▶ **EXERCISE DETAILS**
All of the data below should be written out exactly.
=== AVAILABLE RECORDS ===
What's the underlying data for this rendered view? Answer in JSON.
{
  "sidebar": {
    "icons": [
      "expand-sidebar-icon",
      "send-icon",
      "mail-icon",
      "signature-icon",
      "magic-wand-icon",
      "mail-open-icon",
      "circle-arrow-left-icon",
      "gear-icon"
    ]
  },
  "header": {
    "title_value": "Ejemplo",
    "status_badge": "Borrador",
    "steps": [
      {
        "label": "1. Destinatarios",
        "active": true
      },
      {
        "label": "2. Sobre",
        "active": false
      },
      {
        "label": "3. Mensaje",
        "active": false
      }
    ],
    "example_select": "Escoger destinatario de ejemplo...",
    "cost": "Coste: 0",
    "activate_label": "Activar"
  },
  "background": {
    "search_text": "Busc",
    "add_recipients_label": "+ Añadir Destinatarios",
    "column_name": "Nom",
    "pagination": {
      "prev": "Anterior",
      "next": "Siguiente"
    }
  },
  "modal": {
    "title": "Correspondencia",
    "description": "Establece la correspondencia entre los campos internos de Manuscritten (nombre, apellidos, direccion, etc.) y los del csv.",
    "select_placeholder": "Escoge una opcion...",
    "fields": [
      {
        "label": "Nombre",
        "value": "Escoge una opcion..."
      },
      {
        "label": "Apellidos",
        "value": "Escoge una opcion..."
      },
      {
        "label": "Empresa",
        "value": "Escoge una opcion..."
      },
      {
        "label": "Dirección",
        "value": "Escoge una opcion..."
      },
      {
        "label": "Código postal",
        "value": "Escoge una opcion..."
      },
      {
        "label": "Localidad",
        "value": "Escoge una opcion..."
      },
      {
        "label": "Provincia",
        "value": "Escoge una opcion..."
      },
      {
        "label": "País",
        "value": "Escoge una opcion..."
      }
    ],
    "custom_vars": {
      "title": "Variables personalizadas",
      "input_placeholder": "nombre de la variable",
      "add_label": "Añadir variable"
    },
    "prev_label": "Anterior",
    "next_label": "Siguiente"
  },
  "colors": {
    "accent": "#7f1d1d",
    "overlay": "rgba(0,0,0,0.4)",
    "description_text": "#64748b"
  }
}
===
▶ **TASK ANSWER**
What's the underlying data for this rendered view? Answer in JSON.
{
  "sidebar": {
    "icons": [
      "expand-sidebar-icon",
      "send-icon",
      "mail-icon",
      "signature-icon",
      "magic-wand-icon",
      "mail-open-icon",
      "circle-arrow-left-icon",
      "gear-icon"
    ]
  },
  "header": {
    "title_value": "Ejemplo",
    "status_badge": "Borrador",
    "steps": [
      {
        "label": "1. Destinatarios",
        "active": true
      },
      {
        "label": "2. Sobre",
        "active": false
      },
      {
        "label": "3. Mensaje",
        "active": false
      }
    ],
    "example_select": "Escoger destinatario de ejemplo...",
    "cost": "Coste: 0",
    "activate_label": "Activar"
  },
  "background": {
    "search_text": "Busc",
    "add_recipients_label": "+ Añadir Destinatarios",
    "column_name": "Nom",
    "pagination": {
      "prev": "Anterior",
      "next": "Siguiente"
    }
  },
  "modal": {
    "title": "Correspondencia",
    "description": "Establece la correspondencia entre los campos internos de Manuscritten (nombre, apellidos, direccion, etc.) y los del csv.",
    "select_placeholder": "Escoge una opcion...",
    "fields": [
      {
        "label": "Nombre",
        "value": "Escoge una opcion..."
      },
      {
        "label": "Apellidos",
        "value": "Escoge una opcion..."
      },
      {
        "label": "Empresa",
        "value": "Escoge una opcion..."
      },
      {
        "label": "Dirección",
        "value": "Escoge una opcion..."
      },
      {
        "label": "Código postal",
        "value": "Escoge una opcion..."
      },
      {
        "label": "Localidad",
        "value": "Escoge una opcion..."
      },
      {
        "label": "Provincia",
        "value": "Escoge una opcion..."
      },
      {
        "label": "País",
        "value": "Escoge una opcion..."
      }
    ],
    "custom_vars": {
      "title": "Variables personalizadas",
      "input_placeholder": "nombre de la variable",
      "add_label": "Añadir variable"
    },
    "prev_label": "Anterior",
    "next_label": "Siguiente"
  },
  "colors": {
    "accent": "#7f1d1d",
    "overlay": "rgba(0,0,0,0.4)",
    "description_text": "#64748b"
  }
}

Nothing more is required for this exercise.